(Part of a data file)
┌──

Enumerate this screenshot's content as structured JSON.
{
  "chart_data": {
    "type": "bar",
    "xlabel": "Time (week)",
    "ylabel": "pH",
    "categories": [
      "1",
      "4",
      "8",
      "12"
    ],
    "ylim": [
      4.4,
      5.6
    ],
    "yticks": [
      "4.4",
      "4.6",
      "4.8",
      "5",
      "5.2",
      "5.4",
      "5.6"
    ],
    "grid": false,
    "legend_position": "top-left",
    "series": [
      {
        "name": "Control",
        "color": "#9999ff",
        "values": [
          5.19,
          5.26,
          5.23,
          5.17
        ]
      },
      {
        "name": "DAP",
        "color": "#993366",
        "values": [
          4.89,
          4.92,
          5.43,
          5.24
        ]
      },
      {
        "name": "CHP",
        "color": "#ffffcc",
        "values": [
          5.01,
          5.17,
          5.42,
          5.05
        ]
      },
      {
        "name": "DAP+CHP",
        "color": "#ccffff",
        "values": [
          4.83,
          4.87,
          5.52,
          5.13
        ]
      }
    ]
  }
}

└──

> **DESCRIPTION OF THE TASK**
Extract all the material, leaving every line as it is.

> **CORRECT OUTPUT**
Enumerate this screenshot's content as structured JSON.
{
  "chart_data": {
    "type": "bar",
    "xlabel": "Time (week)",
    "ylabel": "pH",
    "categories": [
      "1",
      "4",
      "8",
      "12"
    ],
    "ylim": [
      4.4,
      5.6
    ],
    "yticks": [
      "4.4",
      "4.6",
      "4.8",
      "5",
      "5.2",
      "5.4",
      "5.6"
    ],
    "grid": false,
    "legend_position": "top-left",
    "series": [
      {
        "name": "Control",
        "color": "#9999ff",
        "values": [
          5.19,
          5.26,
          5.23,
          5.17
        ]
      },
      {
        "name": "DAP",
        "color": "#993366",
        "values": [
          4.89,
          4.92,
          5.43,
          5.24
        ]
      },
      {
        "name": "CHP",
        "color": "#ffffcc",
        "values": [
          5.01,
          5.17,
          5.42,
          5.05
        ]
      },
      {
        "name": "DAP+CHP",
        "color": "#ccffff",
        "values": [
          4.83,
          4.87,
          5.52,
          5.13
        ]
      }
    ]
  }
}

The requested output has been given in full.